Tally the lines containing the word "value", and report the tally alone.

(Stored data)
•••••

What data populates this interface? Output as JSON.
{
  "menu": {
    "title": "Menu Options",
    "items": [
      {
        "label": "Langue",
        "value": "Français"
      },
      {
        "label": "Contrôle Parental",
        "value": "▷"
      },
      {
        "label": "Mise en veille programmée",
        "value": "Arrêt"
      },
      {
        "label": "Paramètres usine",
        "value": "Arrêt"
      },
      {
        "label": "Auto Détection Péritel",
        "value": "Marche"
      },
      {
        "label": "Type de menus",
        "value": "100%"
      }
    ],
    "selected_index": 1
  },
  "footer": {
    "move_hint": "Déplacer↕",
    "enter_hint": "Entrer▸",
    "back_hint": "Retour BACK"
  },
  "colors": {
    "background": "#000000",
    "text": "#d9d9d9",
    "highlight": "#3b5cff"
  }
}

•••••

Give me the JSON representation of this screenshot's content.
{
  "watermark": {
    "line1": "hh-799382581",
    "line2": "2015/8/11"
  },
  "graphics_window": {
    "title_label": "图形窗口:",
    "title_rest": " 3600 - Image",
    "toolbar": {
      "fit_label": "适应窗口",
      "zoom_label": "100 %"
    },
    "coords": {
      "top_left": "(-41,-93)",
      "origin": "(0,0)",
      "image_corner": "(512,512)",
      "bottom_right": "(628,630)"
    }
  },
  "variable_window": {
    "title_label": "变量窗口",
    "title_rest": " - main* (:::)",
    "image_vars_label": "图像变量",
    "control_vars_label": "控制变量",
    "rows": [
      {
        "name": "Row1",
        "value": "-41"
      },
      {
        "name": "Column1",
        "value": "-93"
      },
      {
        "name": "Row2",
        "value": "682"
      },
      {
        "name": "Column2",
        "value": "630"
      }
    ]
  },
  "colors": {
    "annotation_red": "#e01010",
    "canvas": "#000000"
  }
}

•••••

# Final answer
10